Data excerpts:
>> Begin

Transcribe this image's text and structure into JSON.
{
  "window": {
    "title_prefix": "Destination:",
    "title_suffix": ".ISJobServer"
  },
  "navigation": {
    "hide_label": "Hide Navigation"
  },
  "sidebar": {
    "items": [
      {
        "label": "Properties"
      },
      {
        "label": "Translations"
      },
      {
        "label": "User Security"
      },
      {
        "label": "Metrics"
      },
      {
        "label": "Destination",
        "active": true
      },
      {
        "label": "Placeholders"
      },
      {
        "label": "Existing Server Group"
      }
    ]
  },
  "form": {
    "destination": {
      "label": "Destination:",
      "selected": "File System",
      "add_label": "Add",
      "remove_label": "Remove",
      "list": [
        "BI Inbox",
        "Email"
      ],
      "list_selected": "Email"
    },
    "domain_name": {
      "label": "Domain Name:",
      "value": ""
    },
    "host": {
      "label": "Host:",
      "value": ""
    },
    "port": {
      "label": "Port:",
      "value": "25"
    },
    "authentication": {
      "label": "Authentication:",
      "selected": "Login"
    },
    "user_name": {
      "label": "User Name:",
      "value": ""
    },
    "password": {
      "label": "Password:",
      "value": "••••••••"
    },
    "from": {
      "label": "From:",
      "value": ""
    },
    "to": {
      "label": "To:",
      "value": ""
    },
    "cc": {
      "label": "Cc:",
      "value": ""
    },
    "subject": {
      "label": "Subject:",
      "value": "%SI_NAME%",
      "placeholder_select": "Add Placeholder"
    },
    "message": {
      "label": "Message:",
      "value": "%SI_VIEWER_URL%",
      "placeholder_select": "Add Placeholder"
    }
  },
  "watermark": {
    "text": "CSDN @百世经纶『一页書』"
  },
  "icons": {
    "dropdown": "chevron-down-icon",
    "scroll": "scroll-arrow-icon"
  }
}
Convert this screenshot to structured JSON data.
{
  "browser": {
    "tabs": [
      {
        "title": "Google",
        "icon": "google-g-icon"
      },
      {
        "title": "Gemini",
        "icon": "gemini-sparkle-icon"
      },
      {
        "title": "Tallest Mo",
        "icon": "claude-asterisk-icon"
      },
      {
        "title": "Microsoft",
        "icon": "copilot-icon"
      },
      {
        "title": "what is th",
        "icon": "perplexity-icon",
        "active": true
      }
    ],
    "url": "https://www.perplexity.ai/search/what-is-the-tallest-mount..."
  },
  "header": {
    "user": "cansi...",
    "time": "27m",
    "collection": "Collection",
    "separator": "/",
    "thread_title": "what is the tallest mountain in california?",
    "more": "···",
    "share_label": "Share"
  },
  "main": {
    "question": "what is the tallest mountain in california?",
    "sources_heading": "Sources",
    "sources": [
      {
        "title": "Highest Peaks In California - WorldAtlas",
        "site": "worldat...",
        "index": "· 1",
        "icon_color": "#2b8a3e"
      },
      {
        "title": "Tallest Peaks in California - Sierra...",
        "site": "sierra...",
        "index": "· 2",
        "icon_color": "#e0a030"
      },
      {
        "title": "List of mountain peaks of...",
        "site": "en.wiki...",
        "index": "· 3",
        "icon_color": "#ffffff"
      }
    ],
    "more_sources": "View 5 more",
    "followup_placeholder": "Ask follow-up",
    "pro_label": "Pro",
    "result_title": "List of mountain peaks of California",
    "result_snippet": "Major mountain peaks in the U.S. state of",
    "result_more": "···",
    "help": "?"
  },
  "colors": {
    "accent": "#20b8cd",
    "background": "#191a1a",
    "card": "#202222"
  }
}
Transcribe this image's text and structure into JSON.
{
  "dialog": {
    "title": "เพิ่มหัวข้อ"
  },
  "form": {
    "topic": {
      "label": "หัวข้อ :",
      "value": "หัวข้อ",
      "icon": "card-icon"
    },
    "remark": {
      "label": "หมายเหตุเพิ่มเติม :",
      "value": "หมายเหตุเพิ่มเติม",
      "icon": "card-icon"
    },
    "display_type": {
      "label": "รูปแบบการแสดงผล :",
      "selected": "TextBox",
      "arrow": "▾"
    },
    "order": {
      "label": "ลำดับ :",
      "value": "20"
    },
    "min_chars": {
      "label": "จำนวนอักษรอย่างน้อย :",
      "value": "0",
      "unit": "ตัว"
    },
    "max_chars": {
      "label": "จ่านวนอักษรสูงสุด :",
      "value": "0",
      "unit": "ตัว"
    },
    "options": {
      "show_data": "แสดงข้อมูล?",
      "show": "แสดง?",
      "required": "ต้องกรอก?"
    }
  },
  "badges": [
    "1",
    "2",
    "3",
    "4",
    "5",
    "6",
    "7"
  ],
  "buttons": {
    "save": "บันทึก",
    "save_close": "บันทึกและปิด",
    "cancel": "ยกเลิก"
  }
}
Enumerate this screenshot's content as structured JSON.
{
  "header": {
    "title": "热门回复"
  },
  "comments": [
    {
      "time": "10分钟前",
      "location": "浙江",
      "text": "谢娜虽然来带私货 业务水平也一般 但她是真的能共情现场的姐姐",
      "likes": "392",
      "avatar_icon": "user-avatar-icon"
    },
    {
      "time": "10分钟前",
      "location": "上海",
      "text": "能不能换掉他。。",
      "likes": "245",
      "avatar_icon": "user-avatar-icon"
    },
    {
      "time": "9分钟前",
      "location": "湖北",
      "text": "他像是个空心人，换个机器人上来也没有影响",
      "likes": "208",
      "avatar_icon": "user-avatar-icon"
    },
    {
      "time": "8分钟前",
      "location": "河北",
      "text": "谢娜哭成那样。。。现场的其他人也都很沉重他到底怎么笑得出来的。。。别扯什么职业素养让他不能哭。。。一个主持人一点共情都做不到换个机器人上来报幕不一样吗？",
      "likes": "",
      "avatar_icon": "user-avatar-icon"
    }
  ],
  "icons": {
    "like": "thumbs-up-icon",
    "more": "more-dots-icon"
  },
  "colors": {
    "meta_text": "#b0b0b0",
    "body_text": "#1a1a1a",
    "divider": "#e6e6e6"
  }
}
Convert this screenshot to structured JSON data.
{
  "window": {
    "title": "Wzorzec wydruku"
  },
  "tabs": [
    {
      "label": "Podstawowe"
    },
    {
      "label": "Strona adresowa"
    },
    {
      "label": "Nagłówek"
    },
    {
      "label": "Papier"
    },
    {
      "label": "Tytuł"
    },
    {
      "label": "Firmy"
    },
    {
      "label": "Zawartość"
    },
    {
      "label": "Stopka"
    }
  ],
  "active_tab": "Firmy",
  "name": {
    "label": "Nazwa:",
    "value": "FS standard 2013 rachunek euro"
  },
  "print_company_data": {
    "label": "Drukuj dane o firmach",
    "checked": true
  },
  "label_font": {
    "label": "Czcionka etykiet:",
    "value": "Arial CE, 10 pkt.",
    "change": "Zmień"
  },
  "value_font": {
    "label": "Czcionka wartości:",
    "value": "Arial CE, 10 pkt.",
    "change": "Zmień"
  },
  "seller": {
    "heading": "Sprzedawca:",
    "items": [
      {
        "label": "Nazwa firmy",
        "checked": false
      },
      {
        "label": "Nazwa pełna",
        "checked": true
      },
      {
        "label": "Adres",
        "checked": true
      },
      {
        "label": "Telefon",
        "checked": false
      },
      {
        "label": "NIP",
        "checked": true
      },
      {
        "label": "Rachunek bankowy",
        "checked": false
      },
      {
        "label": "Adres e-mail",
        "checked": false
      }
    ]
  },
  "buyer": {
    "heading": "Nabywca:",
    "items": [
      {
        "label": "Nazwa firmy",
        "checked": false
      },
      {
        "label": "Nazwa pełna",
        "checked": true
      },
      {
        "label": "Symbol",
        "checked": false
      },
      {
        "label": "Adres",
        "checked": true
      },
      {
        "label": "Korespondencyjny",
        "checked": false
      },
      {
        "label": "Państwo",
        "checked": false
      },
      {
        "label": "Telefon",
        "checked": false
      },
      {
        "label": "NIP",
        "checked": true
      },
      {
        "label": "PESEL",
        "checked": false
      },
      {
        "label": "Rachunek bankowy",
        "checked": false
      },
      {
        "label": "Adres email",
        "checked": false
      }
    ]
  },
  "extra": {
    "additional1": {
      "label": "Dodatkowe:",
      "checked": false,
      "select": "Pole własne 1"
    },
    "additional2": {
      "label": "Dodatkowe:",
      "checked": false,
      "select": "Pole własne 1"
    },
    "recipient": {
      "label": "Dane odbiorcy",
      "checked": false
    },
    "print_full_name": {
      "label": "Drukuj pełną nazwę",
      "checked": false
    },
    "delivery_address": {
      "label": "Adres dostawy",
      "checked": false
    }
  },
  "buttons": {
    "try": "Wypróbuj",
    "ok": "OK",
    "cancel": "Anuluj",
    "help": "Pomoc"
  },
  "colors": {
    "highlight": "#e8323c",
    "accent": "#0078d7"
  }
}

>> End

* _YOUR GOAL_: Find the lines above that include the string "Czcionka" and copy them.

* _COMPLETE RESPONSE_:
    "label": "Czcionka etykiet:",
    "label": "Czcionka wartości:",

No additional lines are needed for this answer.